Only lines holding the word "QEST" should be copied from the material.
===
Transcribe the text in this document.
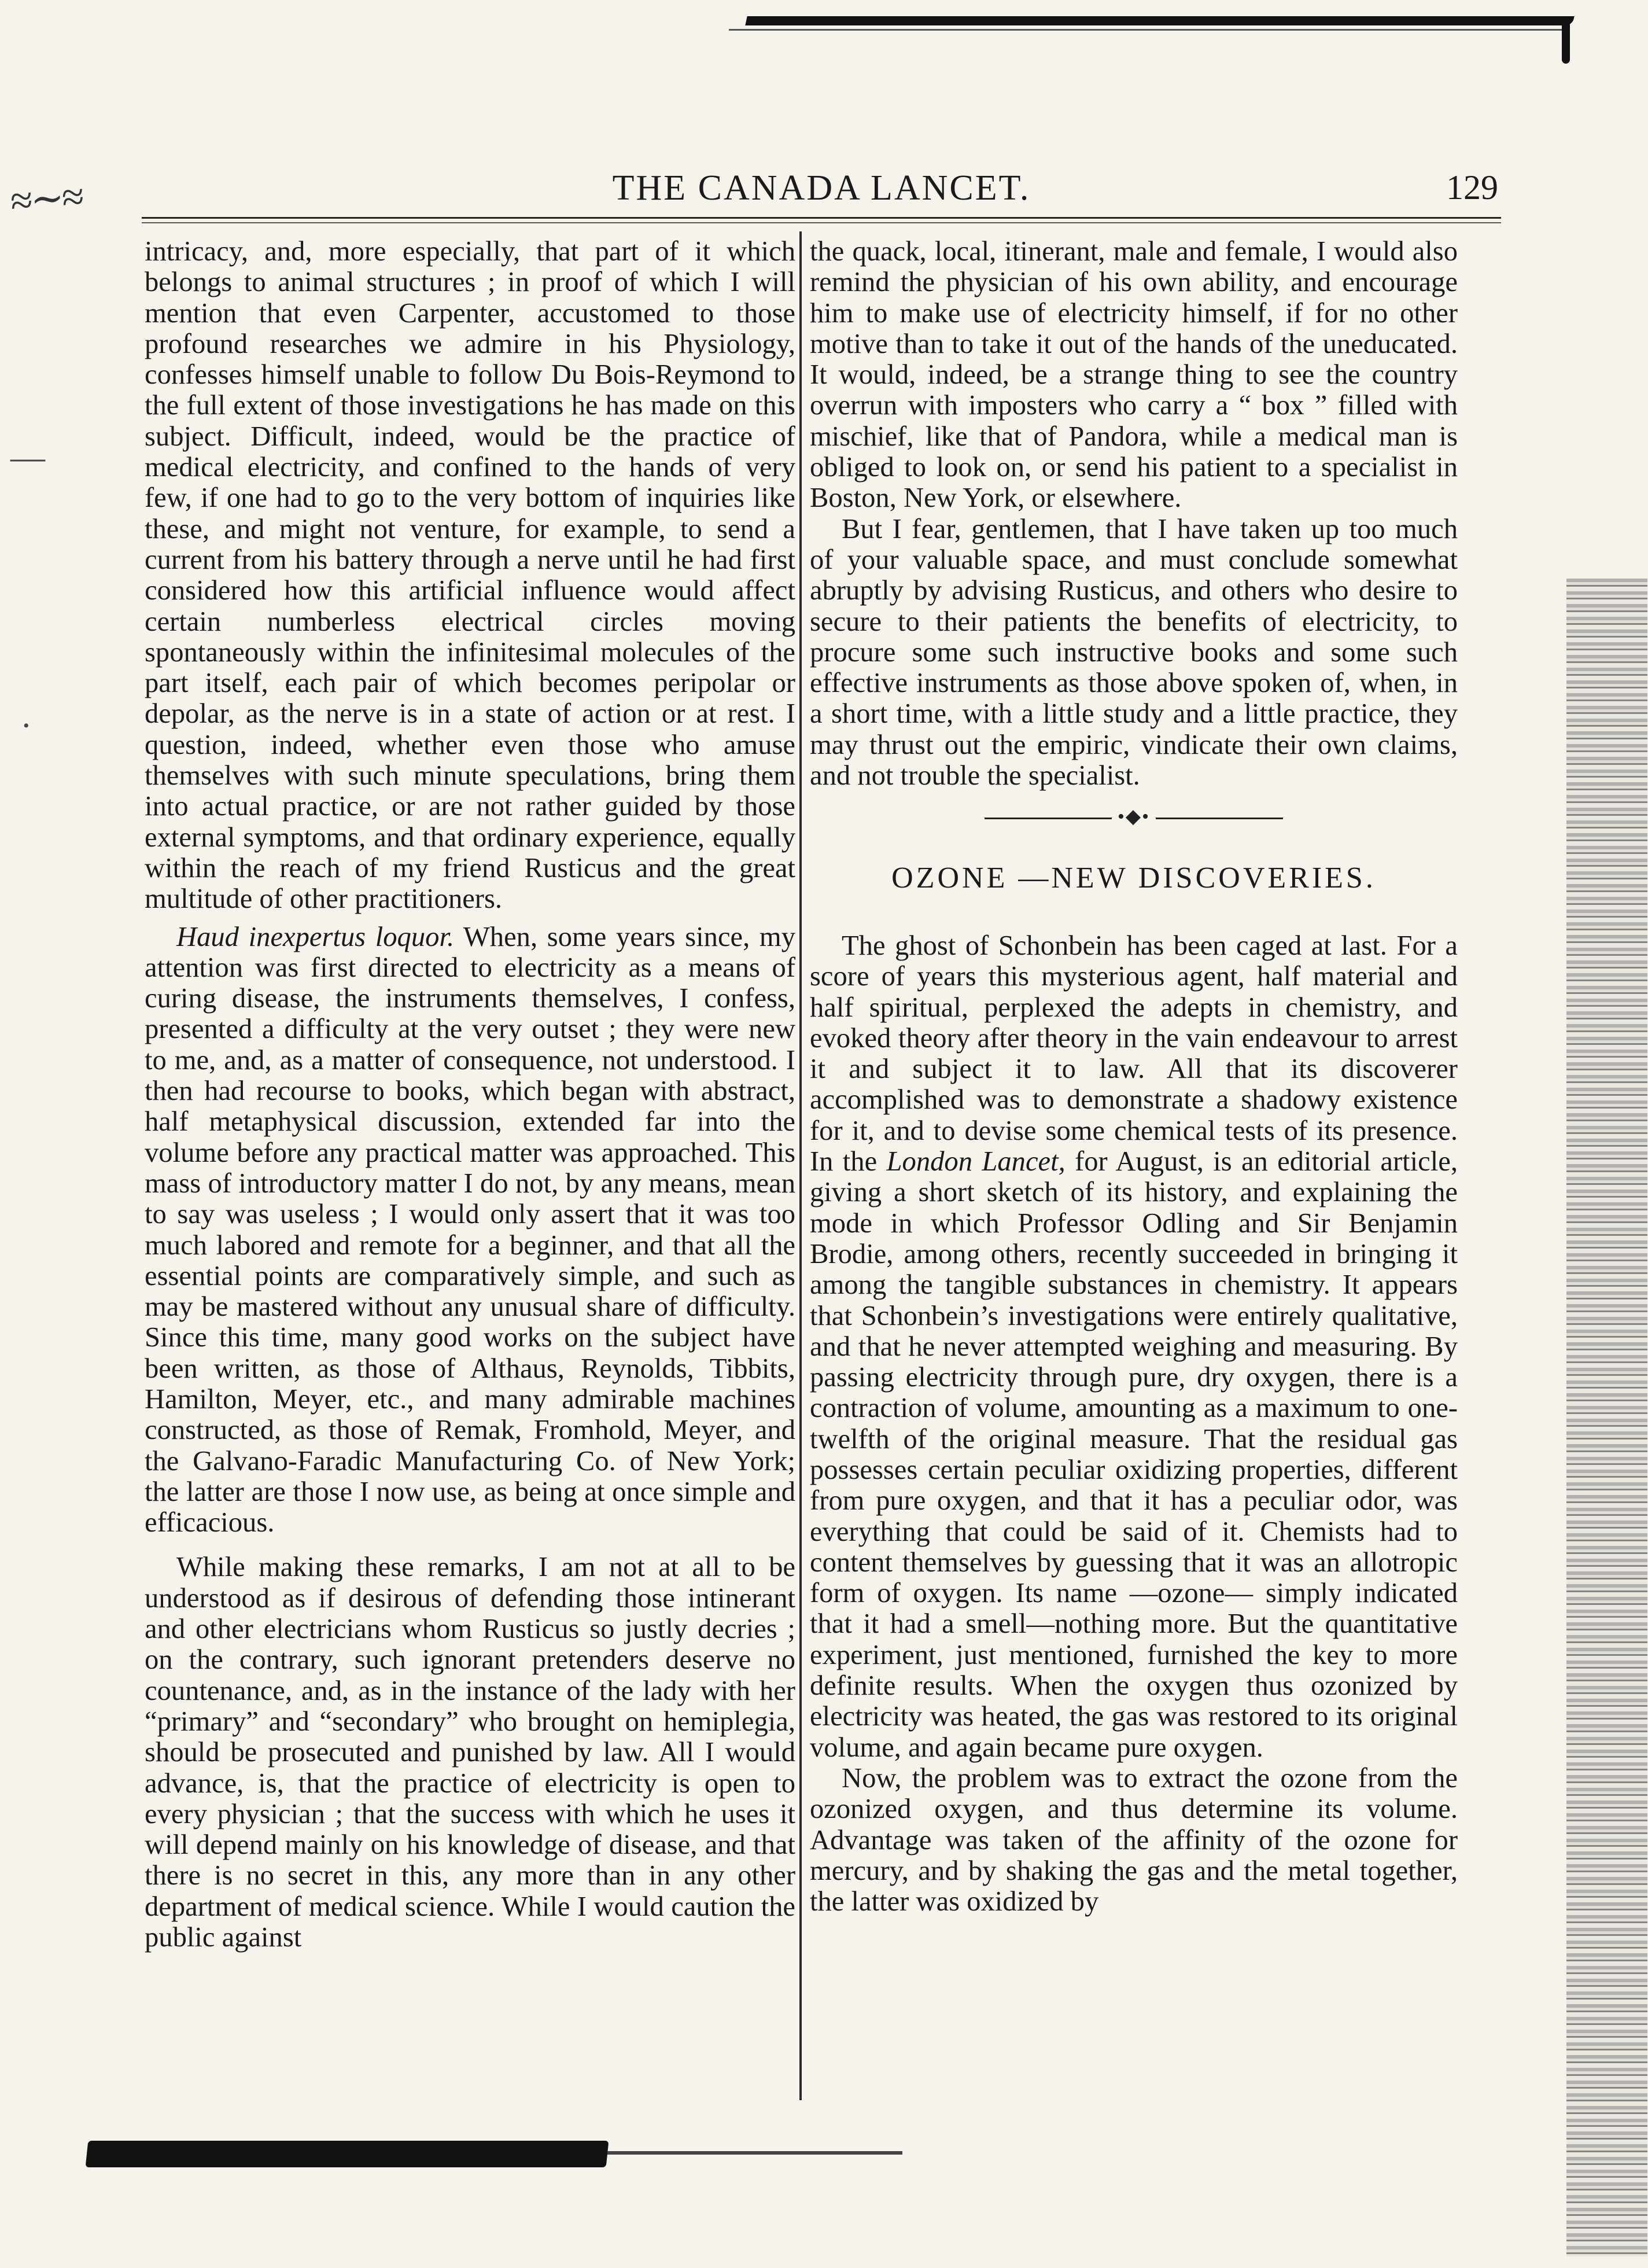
≈∼≈
—
•
THE CANADA LANCET.	129

intricacy, and, more especially, that part of it which belongs to animal structures ; in proof of which I will mention that even Carpenter, accustomed to those profound researches we admire in his Physiology, confesses himself unable to follow Du Bois-Reymond to the full extent of those investigations he has made on this subject. Difficult, indeed, would be the practice of medical electricity, and confined to the hands of very few, if one had to go to the very bottom of inquiries like these, and might not venture, for example, to send a current from his battery through a nerve until he had first considered how this artificial influence would affect certain numberless electrical circles moving spontaneously within the infinitesimal molecules of the part itself, each pair of which becomes peripolar or depolar, as the nerve is in a state of action or at rest. I question, indeed, whether even those who amuse themselves with such minute speculations, bring them into actual practice, or are not rather guided by those external symptoms, and that ordinary experience, equally within the reach of my friend Rusticus and the great multitude of other practitioners.

Haud inexpertus loquor. When, some years since, my attention was first directed to electricity as a means of curing disease, the instruments themselves, I confess, presented a difficulty at the very outset ; they were new to me, and, as a matter of consequence, not understood. I then had recourse to books, which began with abstract, half metaphysical discussion, extended far into the volume before any practical matter was approached. This mass of introductory matter I do not, by any means, mean to say was useless ; I would only assert that it was too much labored and remote for a beginner, and that all the essential points are comparatively simple, and such as may be mastered without any unusual share of difficulty. Since this time, many good works on the subject have been written, as those of Althaus, Reynolds, Tibbits, Hamilton, Meyer, etc., and many admirable machines constructed, as those of Remak, Fromhold, Meyer, and the Galvano-Faradic Manufacturing Co. of New York; the latter are those I now use, as being at once simple and efficacious.

While making these remarks, I am not at all to be understood as if desirous of defending those intinerant and other electricians whom Rusticus so justly decries ; on the contrary, such ignorant pretenders deserve no countenance, and, as in the instance of the lady with her “primary” and “secondary” who brought on hemiplegia, should be prosecuted and punished by law. All I would advance, is, that the practice of electricity is open to every physician ; that the success with which he uses it will depend mainly on his knowledge of disease, and that there is no secret in this, any more than in any other department of medical science. While I would caution the public against

the quack, local, itinerant, male and female, I would also remind the physician of his own ability, and encourage him to make use of electricity himself, if for no other motive than to take it out of the hands of the uneducated. It would, indeed, be a strange thing to see the country overrun with imposters who carry a “ box ” filled with mischief, like that of Pandora, while a medical man is obliged to look on, or send his patient to a specialist in Boston, New York, or elsewhere.

But I fear, gentlemen, that I have taken up too much of your valuable space, and must conclude somewhat abruptly by advising Rusticus, and others who desire to secure to their patients the benefits of electricity, to procure some such instructive books and some such effective instruments as those above spoken of, when, in a short time, with a little study and a little practice, they may thrust out the empiric, vindicate their own claims, and not trouble the specialist.

•◆•
OZONE —NEW DISCOVERIES.

The ghost of Schonbein has been caged at last. For a score of years this mysterious agent, half material and half spiritual, perplexed the adepts in chemistry, and evoked theory after theory in the vain endeavour to arrest it and subject it to law. All that its discoverer accomplished was to demonstrate a shadowy existence for it, and to devise some chemical tests of its presence. In the London Lancet, for August, is an editorial article, giving a short sketch of its history, and explaining the mode in which Professor Odling and Sir Benjamin Brodie, among others, recently succeeded in bringing it among the tangible substances in chemistry. It appears that Schonbein’s investigations were entirely qualitative, and that he never attempted weighing and measuring. By passing electricity through pure, dry oxygen, there is a contraction of volume, amounting as a maximum to one-twelfth of the original measure. That the residual gas possesses certain peculiar oxidizing properties, different from pure oxygen, and that it has a peculiar odor, was everything that could be said of it. Chemists had to content themselves by guessing that it was an allotropic form of oxygen. Its name —ozone— simply indicated that it had a smell—nothing more. But the quantitative experiment, just mentioned, furnished the key to more definite results. When the oxygen thus ozonized by electricity was heated, the gas was restored to its original volume, and again became pure oxygen.

Now, the problem was to extract the ozone from the ozonized oxygen, and thus determine its volume. Advantage was taken of the affinity of the ozone for mercury, and by shaking the gas and the metal together, the latter was oxidized by
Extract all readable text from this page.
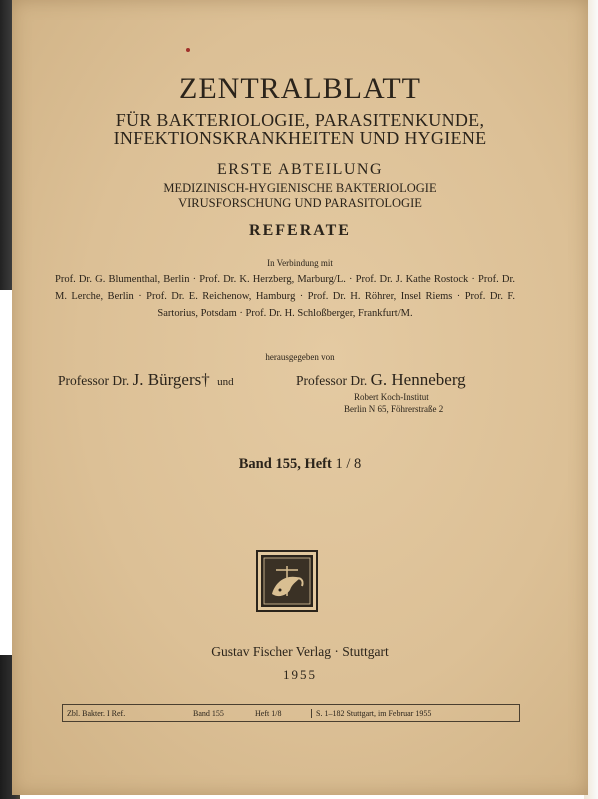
ZENTRALBLATT
FÜR BAKTERIOLOGIE, PARASITENKUNDE,
INFEKTIONSKRANKHEITEN UND HYGIENE
ERSTE ABTEILUNG
MEDIZINISCH-HYGIENISCHE BAKTERIOLOGIE
VIRUSFORSCHUNG UND PARASITOLOGIE
REFERATE
In Verbindung mit
Prof. Dr. G. Blumenthal, Berlin · Prof. Dr. K. Herzberg, Marburg/L. · Prof. Dr. J. Kathe Rostock · Prof. Dr. M. Lerche, Berlin · Prof. Dr. E. Reichenow, Hamburg · Prof. Dr. H. Röhrer, Insel Riems · Prof. Dr. F. Sartorius, Potsdam · Prof. Dr. H. Schloßberger, Frankfurt/M.
herausgegeben von
Professor Dr. J. Bürgers† und	Professor Dr. G. Henneberg
Robert Koch-Institut
Berlin N 65, Föhrerstraße 2
Band 155, Heft 1 / 8
Gustav Fischer Verlag · Stuttgart
1955
Zbl. Bakter. I Ref.	Band 155	Heft 1/8	S. 1–182 Stuttgart, im Februar 1955
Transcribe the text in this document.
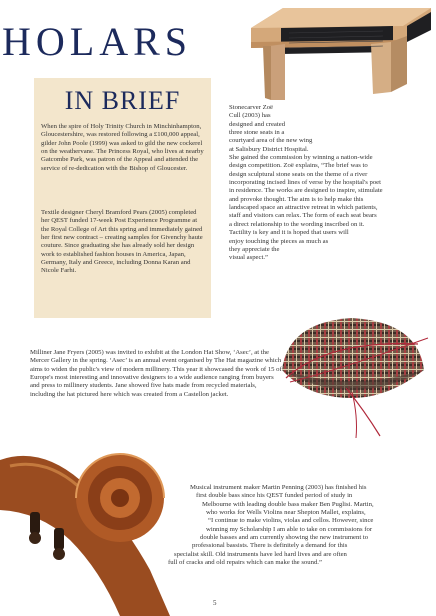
HOLARS
IN BRIEF
When the spire of Holy Trinity Church in Minchinhampton, Gloucestershire, was restored following a £100,000 appeal, gilder John Poole (1999) was asked to gild the new cockerel on the weathervane. The Princess Royal, who lives at nearby Gatcombe Park, was patron of the Appeal and attended the service of re-dedication with the Bishop of Gloucester.
Textile designer Cheryl Bramford Pears (2005) completed her QEST funded 17-week Post Experience Programme at the Royal College of Art this spring and immediately gained her first new contract – creating samples for Givenchy haute couture. Since graduating she has already sold her design work to established fashion houses in America, Japan, Germany, Italy and Greece, including Donna Karan and Nicole Farhi.
Stonecarver Zoë
Cull (2003) has
designed and created
three stone seats in a
courtyard area of the new wing
at Salisbury District Hospital.
She gained the commission by winning a nation-wide
design competition. Zoë explains, “The brief was to
design sculptural stone seats on the theme of a river
incorporating incised lines of verse by the hospital's poet
in residence. The works are designed to inspire, stimulate
and provoke thought. The aim is to help make this
landscaped space an attractive retreat in which patients,
staff and visitors can relax. The form of each seat bears
a direct relationship to the wording inscribed on it.
Tactility is key and it is hoped that users will
enjoy touching the pieces as much as
they appreciate the
visual aspect.”
Milliner Jane Fryers (2005) was invited to exhibit at the London Hat Show, ‘Asec’, at the Mercer Gallery in the spring. ‘Asec’ is an annual event organised by The Hat magazine which aims to widen the public's view of modern millinery. This year it showcased the work of 15 of Europe's most interesting and innovative designers to a wide audience ranging from buyers and press to millinery students. Jane showed five hats made from recycled materials, including the hat pictured here which was created from a Castellon jacket.
Musical instrument maker Martin Penning (2003) has finished his
first double bass since his QEST funded period of study in
Melbourne with leading double bass maker Ben Puglisi. Martin,
who works for Wells Violins near Shepton Mallet, explains,
“I continue to make violins, violas and cellos. However, since
winning my Scholarship I am able to take on commissions for
double basses and am currently showing the new instrument to
professional bassists. There is definitely a demand for this
specialist skill. Old instruments have led hard lives and are often
full of cracks and old repairs which can make the sound.”
5
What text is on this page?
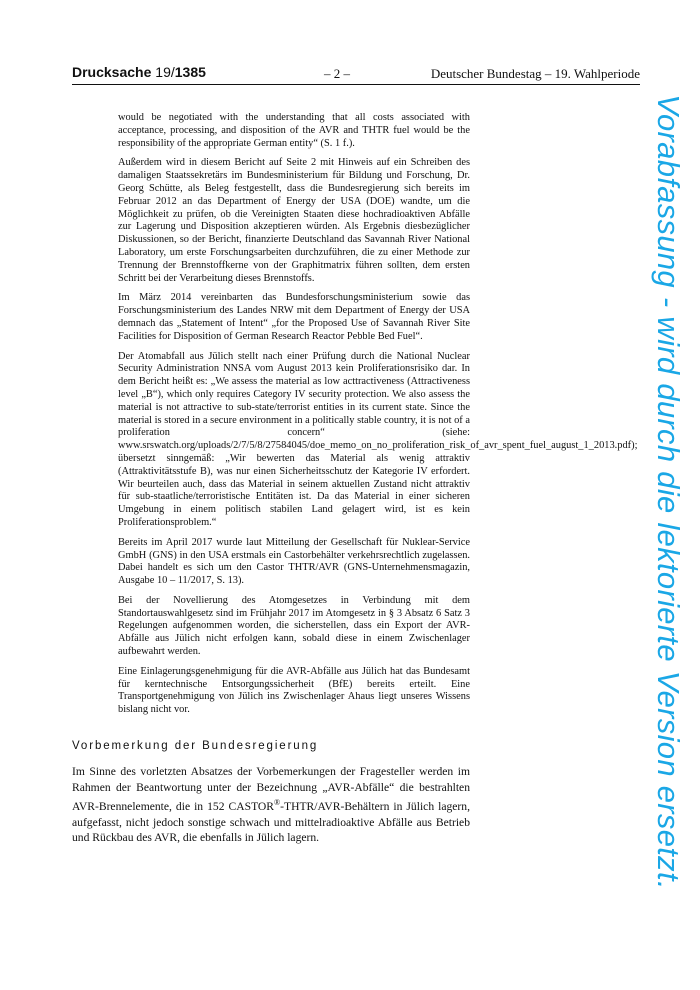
Drucksache 19/1385	– 2 –	Deutscher Bundestag – 19. Wahlperiode

would be negotiated with the understanding that all costs associated with acceptance, processing, and disposition of the AVR and THTR fuel would be the responsibility of the appropriate German entity“ (S. 1 f.).

Außerdem wird in diesem Bericht auf Seite 2 mit Hinweis auf ein Schreiben des damaligen Staatssekretärs im Bundesministerium für Bildung und Forschung, Dr. Georg Schütte, als Beleg festgestellt, dass die Bundesregierung sich bereits im Februar 2012 an das Department of Energy der USA (DOE) wandte, um die Möglichkeit zu prüfen, ob die Vereinigten Staaten diese hochradioaktiven Abfälle zur Lagerung und Disposition akzeptieren würden. Als Ergebnis diesbezüglicher Diskussionen, so der Bericht, finanzierte Deutschland das Savannah River National Laboratory, um erste Forschungsarbeiten durchzuführen, die zu einer Methode zur Trennung der Brennstoffkerne von der Graphitmatrix führen sollten, dem ersten Schritt bei der Verarbeitung dieses Brennstoffs.

Im März 2014 vereinbarten das Bundesforschungsministerium sowie das Forschungsministerium des Landes NRW mit dem Department of Energy der USA demnach das „Statement of Intent“ „for the Proposed Use of Savannah River Site Facilities for Disposition of German Research Reactor Pebble Bed Fuel“.

Der Atomabfall aus Jülich stellt nach einer Prüfung durch die National Nuclear Security Administration NNSA vom August 2013 kein Proliferationsrisiko dar. In dem Bericht heißt es: „We assess the material as low acttractiveness (Attractiveness level „B“), which only requires Category IV security protection. We also assess the material is not attractive to sub-state/terrorist entities in its current state. Since the material is stored in a secure environment in a politically stable country, it is not of a proliferation concern“ (siehe: www.srswatch.org/uploads/2/7/5/8/27584045/doe_memo_on_no_proliferation_risk_of_avr_spent_fuel_august_1_2013.pdf); übersetzt sinngemäß: „Wir bewerten das Material als wenig attraktiv (Attraktivitätsstufe B), was nur einen Sicherheitsschutz der Kategorie IV erfordert. Wir beurteilen auch, dass das Material in seinem aktuellen Zustand nicht attraktiv für sub-staatliche/terroristische Entitäten ist. Da das Material in einer sicheren Umgebung in einem politisch stabilen Land gelagert wird, ist es kein Proliferationsproblem.“

Bereits im April 2017 wurde laut Mitteilung der Gesellschaft für Nuklear-Service GmbH (GNS) in den USA erstmals ein Castorbehälter verkehrsrechtlich zugelassen. Dabei handelt es sich um den Castor THTR/AVR (GNS-Unternehmensmagazin, Ausgabe 10 – 11/2017, S. 13).

Bei der Novellierung des Atomgesetzes in Verbindung mit dem Standortauswahlgesetz sind im Frühjahr 2017 im Atomgesetz in § 3 Absatz 6 Satz 3 Regelungen aufgenommen worden, die sicherstellen, dass ein Export der AVR-Abfälle aus Jülich nicht erfolgen kann, sobald diese in einem Zwischenlager aufbewahrt werden.

Eine Einlagerungsgenehmigung für die AVR-Abfälle aus Jülich hat das Bundesamt für kerntechnische Entsorgungssicherheit (BfE) bereits erteilt. Eine Transportgenehmigung von Jülich ins Zwischenlager Ahaus liegt unseres Wissens bislang nicht vor.

Vorbemerkung der Bundesregierung

Im Sinne des vorletzten Absatzes der Vorbemerkungen der Fragesteller werden im Rahmen der Beantwortung unter der Bezeichnung „AVR-Abfälle“ die bestrahlten AVR-Brennelemente, die in 152 CASTOR®-THTR/AVR-Behältern in Jülich lagern, aufgefasst, nicht jedoch sonstige schwach und mittelradioaktive Abfälle aus Betrieb und Rückbau des AVR, die ebenfalls in Jülich lagern.	Vorabfassung - wird durch die lektorierte Version ersetzt.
===
• **Written answer**:
Textile designer Cheryl Bramford Pears (2005) completed her QEST funded 17-week Post Experience Programme at the Royal College of Art this spring and immediately gained her first new contract – creating samples for Givenchy haute couture. Since graduating she has already sold her design work to established fashion houses in America, Japan, Germany, Italy and Greece, including Donna Karan and Nicole Farhi.
first double bass since his QEST funded period of study in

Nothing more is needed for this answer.